Material provided:

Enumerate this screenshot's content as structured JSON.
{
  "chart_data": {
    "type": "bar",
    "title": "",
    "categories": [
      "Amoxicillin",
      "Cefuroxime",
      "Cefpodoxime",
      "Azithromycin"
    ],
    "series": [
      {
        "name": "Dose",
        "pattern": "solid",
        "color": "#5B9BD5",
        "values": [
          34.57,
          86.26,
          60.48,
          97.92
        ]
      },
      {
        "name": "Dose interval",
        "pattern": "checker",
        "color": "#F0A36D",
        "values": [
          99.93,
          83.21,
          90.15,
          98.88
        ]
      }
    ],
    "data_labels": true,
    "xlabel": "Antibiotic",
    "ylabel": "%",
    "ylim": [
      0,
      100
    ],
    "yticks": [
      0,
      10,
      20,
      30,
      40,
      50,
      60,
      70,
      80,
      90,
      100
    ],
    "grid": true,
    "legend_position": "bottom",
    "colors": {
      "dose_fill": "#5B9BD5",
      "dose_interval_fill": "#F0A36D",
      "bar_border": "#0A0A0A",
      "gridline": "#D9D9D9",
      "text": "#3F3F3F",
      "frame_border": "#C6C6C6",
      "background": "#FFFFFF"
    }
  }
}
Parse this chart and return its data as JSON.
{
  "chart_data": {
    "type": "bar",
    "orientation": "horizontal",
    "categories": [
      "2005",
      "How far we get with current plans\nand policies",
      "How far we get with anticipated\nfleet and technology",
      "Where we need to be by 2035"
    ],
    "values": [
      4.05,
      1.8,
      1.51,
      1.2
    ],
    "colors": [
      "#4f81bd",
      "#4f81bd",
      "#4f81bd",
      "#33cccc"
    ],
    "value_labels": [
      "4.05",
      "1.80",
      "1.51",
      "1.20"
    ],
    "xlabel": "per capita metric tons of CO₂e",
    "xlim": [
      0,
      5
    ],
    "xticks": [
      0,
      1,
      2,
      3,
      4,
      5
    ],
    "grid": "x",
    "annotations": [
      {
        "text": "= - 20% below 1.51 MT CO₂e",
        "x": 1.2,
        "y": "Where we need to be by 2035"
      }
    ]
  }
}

Problem: All lines that include "need" are to be gathered and copied.

Solved exercise:
      "Where we need to be by 2035"
        "y": "Where we need to be by 2035"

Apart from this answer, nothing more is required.